• [JOB]: How many lines in the records below hold the string "Sussex"? Please answer with the number and nothing more.

• [ITEMS]:
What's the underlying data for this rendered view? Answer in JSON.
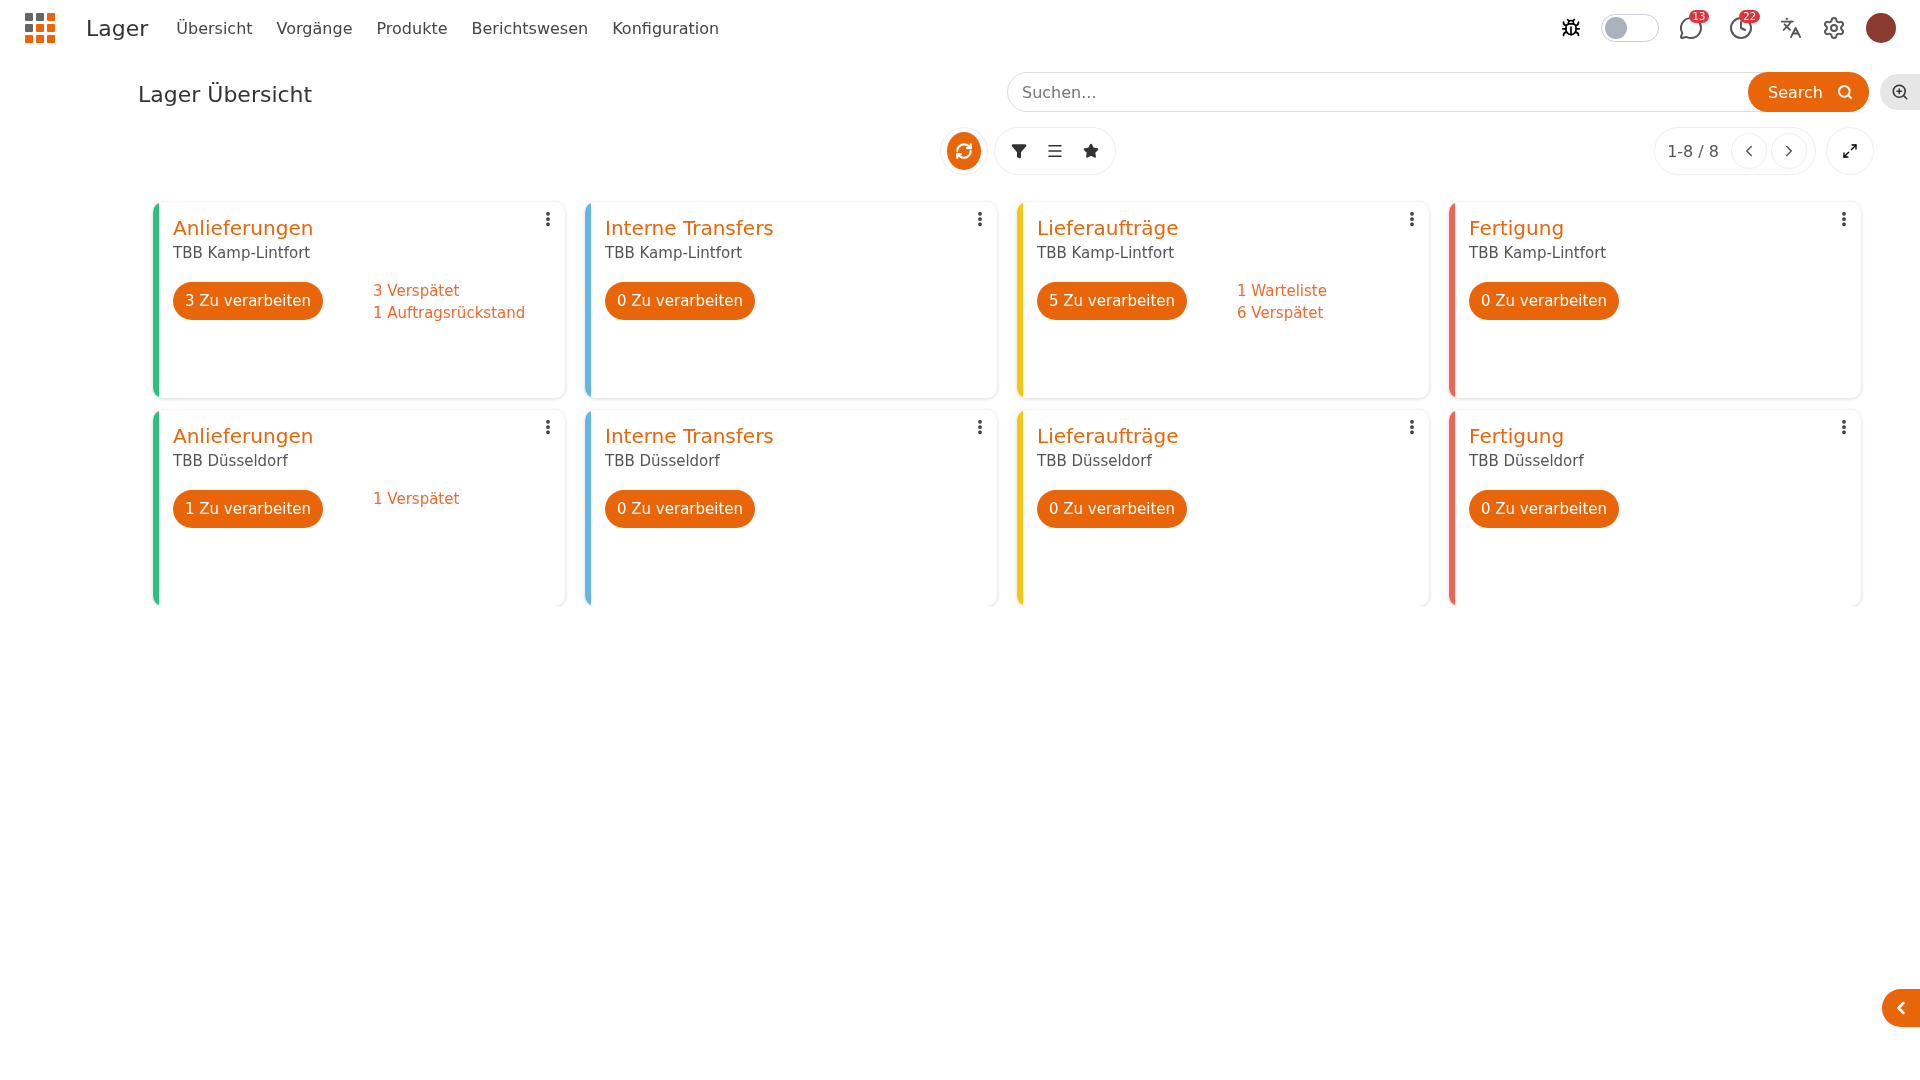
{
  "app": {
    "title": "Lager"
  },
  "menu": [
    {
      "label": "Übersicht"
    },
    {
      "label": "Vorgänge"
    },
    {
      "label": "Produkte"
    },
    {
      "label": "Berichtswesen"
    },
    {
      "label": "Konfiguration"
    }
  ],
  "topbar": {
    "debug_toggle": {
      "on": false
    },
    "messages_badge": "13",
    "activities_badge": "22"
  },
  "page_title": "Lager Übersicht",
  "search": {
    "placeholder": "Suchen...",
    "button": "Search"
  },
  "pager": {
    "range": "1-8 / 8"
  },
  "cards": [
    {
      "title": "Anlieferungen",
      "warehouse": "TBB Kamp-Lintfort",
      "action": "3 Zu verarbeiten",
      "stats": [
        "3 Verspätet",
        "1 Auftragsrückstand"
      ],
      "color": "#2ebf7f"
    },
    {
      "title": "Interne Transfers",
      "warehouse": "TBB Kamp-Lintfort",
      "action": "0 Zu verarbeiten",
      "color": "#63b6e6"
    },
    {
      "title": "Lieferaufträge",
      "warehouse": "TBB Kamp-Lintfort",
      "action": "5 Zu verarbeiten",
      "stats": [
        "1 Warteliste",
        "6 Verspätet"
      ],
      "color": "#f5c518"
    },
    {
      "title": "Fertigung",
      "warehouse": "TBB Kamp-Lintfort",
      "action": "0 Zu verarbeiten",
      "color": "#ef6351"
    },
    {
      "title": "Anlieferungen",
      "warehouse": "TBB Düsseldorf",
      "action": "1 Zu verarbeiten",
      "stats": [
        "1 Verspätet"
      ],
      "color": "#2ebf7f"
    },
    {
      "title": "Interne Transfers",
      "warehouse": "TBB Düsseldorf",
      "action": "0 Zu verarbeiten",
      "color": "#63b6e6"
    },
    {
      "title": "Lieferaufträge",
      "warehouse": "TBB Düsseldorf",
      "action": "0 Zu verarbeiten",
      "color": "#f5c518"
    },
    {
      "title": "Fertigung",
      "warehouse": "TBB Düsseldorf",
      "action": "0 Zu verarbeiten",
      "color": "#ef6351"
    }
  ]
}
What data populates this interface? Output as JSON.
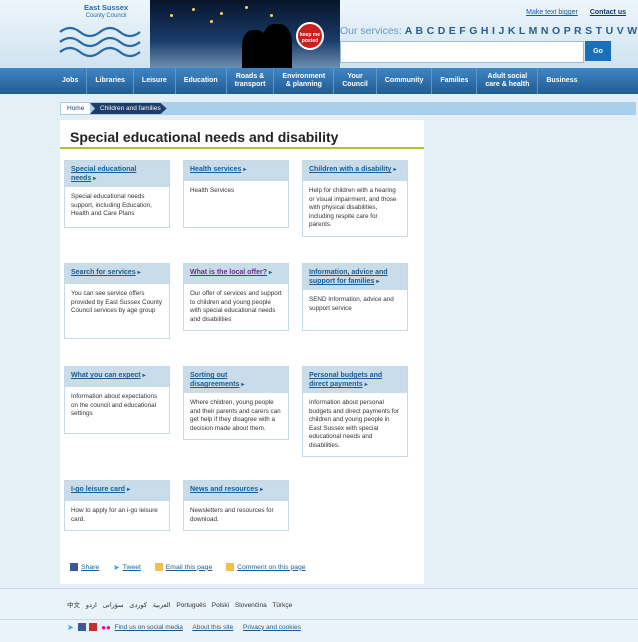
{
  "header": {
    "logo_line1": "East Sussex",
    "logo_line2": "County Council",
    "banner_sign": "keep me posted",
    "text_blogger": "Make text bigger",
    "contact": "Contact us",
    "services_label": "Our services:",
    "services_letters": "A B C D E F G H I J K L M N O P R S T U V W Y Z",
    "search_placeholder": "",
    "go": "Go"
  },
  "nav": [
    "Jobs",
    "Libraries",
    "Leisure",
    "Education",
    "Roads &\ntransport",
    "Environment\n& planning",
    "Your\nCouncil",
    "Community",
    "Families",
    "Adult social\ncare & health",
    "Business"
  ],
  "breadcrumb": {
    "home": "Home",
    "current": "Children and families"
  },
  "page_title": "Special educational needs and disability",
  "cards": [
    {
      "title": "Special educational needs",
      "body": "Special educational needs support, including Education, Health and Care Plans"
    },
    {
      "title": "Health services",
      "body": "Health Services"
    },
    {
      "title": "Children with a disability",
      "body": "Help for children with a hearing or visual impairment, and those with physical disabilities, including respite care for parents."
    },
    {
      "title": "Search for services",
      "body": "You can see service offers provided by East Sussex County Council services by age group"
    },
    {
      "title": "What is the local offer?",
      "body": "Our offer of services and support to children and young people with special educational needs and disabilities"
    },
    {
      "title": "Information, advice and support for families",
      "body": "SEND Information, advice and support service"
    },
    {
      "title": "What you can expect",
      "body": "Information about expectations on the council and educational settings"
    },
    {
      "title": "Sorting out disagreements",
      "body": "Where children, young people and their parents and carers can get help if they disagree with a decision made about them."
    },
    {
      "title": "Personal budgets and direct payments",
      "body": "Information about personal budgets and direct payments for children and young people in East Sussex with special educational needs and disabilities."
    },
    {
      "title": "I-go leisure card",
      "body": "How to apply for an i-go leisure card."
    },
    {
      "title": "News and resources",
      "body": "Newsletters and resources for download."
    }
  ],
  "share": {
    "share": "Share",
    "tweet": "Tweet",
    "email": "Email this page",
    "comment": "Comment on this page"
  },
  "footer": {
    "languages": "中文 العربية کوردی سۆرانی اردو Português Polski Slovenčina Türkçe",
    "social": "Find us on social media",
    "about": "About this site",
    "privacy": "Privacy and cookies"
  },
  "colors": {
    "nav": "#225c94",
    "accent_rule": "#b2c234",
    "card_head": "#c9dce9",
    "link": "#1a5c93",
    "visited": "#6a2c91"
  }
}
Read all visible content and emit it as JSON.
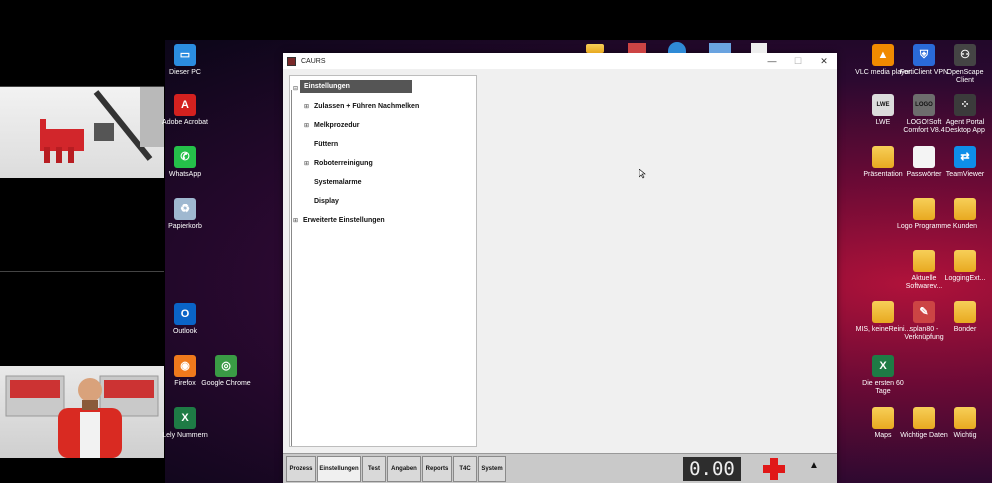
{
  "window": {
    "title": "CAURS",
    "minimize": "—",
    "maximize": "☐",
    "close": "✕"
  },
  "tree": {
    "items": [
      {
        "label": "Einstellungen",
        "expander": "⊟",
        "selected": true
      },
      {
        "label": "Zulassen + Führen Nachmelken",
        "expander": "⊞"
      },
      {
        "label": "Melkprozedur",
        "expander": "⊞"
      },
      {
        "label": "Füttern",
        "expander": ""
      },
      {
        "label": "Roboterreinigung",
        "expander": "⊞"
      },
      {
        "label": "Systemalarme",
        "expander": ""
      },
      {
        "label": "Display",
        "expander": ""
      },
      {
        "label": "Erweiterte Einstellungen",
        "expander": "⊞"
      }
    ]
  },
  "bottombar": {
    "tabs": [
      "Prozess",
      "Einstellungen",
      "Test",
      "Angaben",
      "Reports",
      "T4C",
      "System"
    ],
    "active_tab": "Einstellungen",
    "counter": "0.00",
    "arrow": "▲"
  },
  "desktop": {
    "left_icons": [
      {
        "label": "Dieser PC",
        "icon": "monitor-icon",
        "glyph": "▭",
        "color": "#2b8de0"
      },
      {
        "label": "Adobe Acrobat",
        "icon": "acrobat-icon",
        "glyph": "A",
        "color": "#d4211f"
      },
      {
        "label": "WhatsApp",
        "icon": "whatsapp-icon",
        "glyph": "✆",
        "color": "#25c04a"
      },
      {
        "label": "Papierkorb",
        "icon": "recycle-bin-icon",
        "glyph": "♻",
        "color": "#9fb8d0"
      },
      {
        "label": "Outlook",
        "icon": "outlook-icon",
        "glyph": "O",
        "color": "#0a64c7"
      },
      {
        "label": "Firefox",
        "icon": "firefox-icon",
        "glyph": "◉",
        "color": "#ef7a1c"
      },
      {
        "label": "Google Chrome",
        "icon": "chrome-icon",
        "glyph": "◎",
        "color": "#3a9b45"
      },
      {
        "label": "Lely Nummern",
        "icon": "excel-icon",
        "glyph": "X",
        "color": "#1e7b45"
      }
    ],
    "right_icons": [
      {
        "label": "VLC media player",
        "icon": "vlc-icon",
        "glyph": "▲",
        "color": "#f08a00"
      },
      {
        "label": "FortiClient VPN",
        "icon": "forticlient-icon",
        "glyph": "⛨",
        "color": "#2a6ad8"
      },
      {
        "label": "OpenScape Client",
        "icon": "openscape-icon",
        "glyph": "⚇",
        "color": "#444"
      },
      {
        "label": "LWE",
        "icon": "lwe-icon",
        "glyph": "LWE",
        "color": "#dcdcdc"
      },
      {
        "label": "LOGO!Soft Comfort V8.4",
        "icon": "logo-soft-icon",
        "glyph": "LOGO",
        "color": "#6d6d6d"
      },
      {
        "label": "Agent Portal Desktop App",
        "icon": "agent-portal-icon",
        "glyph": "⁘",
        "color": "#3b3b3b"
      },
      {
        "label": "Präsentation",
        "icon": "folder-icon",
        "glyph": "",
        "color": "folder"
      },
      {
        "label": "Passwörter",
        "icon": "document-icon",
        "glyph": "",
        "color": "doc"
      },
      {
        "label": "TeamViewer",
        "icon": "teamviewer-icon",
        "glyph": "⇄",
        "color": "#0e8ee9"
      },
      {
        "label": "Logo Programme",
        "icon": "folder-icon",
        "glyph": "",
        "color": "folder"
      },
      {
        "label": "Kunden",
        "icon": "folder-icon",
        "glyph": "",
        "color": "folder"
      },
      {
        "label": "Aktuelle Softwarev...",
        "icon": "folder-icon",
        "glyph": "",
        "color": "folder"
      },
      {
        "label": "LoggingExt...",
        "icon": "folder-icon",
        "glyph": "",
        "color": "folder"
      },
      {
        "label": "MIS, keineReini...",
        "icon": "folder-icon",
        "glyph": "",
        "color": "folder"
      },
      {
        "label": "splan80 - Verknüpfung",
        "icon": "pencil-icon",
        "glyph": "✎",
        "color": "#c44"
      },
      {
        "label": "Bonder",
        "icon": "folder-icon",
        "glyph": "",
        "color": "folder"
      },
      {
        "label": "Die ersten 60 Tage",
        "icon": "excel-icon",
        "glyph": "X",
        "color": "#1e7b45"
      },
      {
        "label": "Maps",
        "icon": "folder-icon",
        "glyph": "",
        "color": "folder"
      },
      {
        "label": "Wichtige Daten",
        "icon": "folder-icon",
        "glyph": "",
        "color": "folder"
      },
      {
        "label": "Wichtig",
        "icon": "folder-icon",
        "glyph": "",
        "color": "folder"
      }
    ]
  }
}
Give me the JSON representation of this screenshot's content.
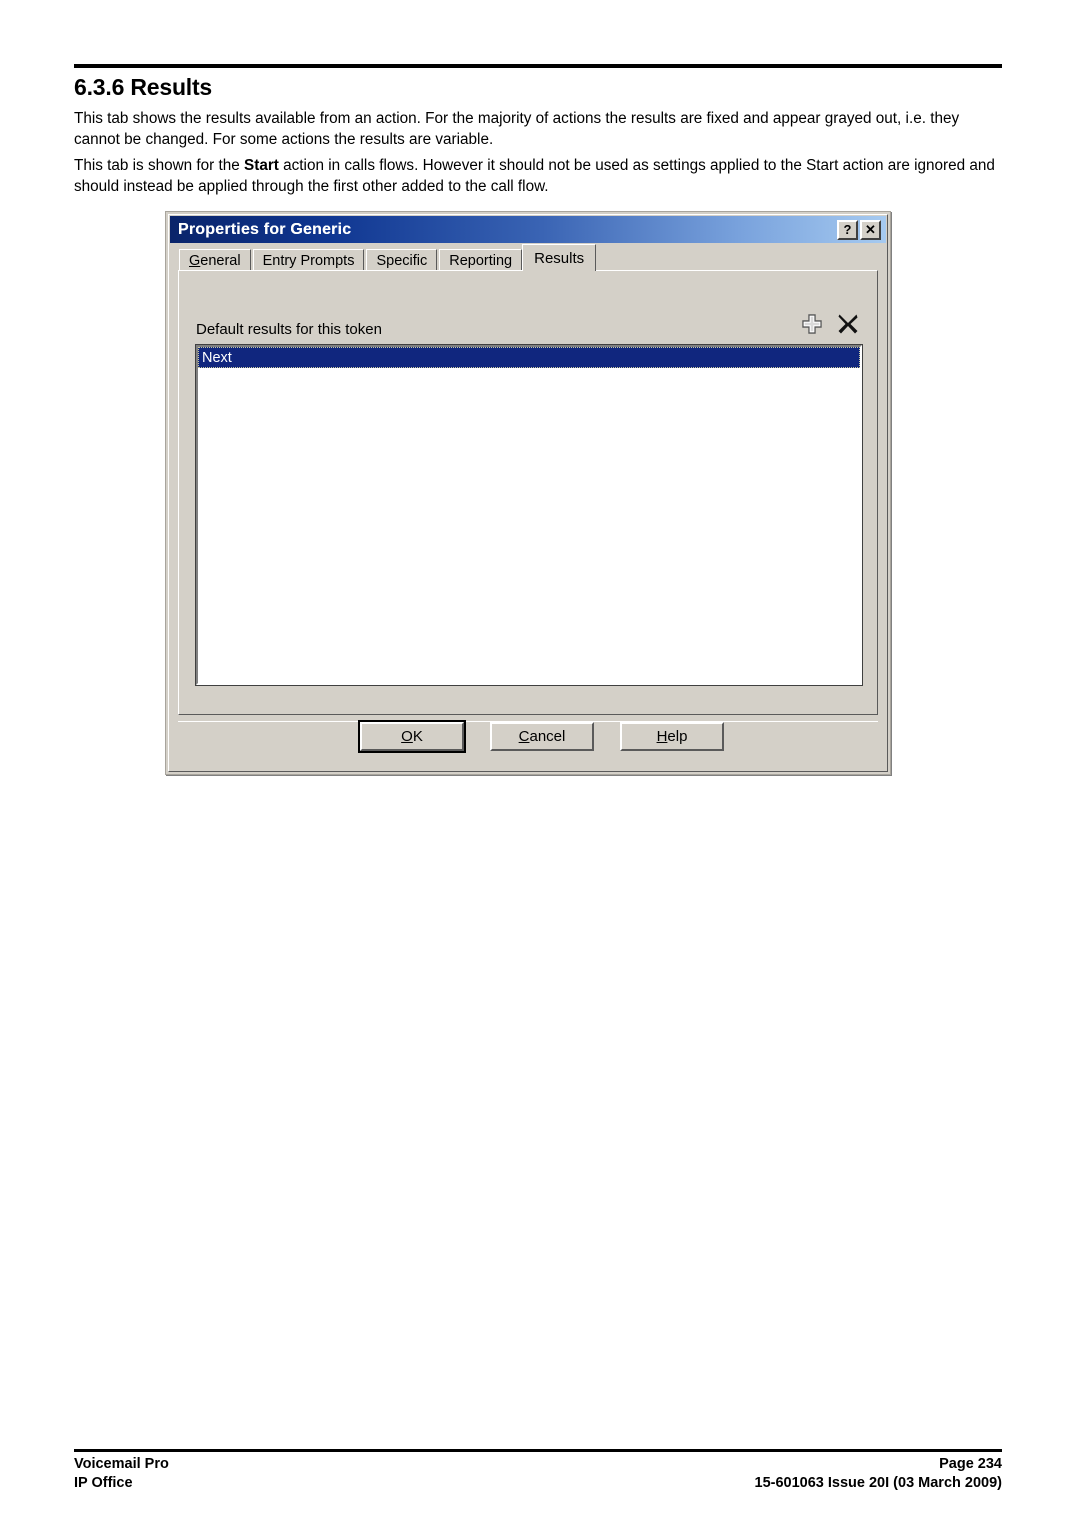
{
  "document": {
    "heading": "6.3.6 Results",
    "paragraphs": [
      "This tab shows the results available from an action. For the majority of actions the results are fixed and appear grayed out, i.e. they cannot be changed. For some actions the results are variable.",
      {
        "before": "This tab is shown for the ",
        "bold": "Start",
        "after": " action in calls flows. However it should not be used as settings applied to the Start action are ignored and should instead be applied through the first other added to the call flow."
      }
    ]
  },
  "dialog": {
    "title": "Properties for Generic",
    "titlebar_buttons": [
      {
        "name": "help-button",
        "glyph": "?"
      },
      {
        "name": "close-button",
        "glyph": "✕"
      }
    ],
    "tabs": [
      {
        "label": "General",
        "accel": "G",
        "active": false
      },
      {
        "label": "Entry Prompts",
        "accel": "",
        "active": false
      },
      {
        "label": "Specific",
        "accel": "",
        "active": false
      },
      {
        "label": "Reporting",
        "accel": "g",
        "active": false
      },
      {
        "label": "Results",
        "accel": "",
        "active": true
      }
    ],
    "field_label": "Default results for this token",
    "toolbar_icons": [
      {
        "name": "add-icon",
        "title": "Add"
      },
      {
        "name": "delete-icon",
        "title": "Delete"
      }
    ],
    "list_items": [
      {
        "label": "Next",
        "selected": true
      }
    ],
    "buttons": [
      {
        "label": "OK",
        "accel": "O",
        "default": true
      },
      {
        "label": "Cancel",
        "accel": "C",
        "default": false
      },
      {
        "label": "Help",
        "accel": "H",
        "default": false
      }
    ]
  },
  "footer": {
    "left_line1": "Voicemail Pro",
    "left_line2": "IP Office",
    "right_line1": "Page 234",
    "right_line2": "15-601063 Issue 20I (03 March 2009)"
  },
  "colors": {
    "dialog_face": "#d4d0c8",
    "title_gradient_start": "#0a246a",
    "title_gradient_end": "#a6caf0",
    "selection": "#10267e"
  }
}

• [RESULT BELOW]: 3